§ WHAT THE EXERCISE ASKS
Your task is to filter the data below down to the lines holding "ffffff".

# start of DATA EXTRACT

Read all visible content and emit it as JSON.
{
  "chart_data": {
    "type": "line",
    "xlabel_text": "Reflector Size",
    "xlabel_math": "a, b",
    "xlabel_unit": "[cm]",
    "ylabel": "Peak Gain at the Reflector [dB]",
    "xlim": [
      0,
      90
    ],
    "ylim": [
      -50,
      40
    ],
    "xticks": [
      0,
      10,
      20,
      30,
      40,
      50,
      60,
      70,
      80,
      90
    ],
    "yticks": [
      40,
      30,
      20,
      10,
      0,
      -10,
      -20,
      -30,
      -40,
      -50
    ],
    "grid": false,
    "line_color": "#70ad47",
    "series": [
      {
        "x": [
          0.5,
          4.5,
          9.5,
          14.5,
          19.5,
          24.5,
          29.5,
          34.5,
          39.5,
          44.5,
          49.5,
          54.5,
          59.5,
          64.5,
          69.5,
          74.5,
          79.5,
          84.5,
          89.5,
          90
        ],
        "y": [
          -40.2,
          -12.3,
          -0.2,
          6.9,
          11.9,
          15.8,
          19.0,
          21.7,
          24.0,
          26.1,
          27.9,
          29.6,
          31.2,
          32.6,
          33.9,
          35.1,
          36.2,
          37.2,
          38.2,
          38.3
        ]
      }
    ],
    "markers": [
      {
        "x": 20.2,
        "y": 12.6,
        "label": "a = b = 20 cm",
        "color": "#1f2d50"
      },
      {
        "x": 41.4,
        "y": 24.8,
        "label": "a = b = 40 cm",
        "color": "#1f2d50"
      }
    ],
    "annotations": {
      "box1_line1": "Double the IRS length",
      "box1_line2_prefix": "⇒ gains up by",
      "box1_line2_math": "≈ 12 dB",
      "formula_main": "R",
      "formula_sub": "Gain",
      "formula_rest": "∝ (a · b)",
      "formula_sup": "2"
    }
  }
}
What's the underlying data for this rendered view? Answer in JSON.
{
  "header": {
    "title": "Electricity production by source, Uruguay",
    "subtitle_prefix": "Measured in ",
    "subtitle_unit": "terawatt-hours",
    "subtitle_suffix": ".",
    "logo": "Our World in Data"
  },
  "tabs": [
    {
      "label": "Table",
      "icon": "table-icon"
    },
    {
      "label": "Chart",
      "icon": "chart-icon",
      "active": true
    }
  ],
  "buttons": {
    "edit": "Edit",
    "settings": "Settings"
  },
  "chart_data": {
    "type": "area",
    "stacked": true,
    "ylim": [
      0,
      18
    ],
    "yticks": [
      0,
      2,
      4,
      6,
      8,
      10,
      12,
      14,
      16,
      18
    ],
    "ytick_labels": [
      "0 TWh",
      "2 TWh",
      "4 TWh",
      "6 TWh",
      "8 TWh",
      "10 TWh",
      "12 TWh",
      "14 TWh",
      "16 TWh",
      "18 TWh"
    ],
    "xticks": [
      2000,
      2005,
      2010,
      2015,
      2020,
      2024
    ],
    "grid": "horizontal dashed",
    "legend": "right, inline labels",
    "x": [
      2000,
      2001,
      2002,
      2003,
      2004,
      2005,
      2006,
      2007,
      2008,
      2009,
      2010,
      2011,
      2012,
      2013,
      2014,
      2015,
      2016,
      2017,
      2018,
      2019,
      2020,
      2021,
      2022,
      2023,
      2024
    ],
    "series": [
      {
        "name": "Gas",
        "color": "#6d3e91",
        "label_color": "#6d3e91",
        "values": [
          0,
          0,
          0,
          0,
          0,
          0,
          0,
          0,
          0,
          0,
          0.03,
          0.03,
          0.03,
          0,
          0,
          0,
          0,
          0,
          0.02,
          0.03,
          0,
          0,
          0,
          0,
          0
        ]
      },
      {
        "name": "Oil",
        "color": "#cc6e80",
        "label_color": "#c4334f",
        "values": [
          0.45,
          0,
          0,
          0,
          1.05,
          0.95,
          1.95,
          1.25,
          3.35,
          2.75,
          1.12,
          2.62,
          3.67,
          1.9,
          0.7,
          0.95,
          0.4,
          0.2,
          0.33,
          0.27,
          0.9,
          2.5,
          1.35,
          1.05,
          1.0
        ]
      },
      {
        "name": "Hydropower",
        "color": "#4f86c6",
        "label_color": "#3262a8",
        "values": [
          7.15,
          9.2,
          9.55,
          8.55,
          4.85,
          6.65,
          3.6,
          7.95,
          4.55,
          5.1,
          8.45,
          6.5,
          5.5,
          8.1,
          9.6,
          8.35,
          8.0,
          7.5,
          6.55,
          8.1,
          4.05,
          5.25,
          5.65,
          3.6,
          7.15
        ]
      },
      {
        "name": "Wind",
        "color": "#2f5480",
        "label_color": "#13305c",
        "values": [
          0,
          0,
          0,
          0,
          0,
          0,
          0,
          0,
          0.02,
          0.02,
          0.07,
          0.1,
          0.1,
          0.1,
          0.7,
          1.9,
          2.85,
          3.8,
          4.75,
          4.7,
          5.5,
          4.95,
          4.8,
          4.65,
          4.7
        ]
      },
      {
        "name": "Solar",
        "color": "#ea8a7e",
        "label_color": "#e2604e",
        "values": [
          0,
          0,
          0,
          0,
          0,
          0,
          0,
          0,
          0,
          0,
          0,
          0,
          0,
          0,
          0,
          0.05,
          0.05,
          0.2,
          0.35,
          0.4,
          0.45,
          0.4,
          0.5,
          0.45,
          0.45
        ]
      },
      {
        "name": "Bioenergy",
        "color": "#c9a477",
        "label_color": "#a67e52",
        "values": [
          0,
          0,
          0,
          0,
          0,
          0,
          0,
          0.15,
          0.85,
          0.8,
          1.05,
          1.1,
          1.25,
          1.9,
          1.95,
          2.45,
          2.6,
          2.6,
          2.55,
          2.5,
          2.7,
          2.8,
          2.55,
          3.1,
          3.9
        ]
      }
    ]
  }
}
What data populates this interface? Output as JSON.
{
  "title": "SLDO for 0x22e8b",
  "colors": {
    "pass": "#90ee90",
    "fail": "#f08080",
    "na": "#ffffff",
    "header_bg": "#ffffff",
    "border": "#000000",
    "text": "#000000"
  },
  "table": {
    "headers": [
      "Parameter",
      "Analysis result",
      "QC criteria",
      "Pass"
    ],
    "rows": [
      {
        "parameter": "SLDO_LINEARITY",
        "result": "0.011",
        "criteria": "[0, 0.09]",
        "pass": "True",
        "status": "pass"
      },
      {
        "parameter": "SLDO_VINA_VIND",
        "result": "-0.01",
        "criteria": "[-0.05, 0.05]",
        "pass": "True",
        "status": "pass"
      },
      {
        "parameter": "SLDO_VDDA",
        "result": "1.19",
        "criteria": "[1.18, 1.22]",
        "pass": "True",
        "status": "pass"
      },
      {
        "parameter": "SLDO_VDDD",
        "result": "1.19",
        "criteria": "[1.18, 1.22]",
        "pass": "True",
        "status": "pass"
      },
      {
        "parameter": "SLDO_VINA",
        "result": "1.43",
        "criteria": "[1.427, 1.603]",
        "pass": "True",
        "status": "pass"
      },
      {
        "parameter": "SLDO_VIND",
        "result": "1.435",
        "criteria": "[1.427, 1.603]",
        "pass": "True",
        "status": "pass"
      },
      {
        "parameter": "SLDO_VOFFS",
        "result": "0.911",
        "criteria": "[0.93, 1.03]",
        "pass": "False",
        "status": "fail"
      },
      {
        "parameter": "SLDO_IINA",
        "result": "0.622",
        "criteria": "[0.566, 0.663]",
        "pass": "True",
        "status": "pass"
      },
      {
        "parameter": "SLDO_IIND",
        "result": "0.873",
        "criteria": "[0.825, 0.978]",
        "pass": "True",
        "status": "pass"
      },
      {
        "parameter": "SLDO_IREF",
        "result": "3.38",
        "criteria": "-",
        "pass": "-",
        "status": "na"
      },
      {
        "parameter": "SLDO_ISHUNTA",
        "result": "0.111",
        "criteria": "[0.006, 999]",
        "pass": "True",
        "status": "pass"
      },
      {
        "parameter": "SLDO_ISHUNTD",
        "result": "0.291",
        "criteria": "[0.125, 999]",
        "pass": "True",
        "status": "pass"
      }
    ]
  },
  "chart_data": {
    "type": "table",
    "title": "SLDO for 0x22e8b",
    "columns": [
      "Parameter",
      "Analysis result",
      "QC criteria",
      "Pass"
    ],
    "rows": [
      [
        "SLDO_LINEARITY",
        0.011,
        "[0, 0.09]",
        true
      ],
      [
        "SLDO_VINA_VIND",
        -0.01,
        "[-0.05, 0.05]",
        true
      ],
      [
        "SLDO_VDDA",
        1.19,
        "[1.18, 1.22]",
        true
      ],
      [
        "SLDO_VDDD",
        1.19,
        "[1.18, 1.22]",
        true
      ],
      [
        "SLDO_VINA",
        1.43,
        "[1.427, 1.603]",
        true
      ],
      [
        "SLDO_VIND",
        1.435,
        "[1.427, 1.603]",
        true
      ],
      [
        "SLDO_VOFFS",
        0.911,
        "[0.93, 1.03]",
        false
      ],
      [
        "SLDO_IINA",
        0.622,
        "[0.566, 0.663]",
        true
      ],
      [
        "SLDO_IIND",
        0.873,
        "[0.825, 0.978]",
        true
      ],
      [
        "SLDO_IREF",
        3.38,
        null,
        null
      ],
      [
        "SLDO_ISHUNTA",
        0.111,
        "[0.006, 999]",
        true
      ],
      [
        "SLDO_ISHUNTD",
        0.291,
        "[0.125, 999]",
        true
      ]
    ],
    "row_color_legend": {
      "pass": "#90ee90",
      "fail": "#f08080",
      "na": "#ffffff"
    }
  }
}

# end of DATA EXTRACT

§ EXERCISE ANSWER
    "na": "#ffffff",
    "header_bg": "#ffffff",
      "na": "#ffffff"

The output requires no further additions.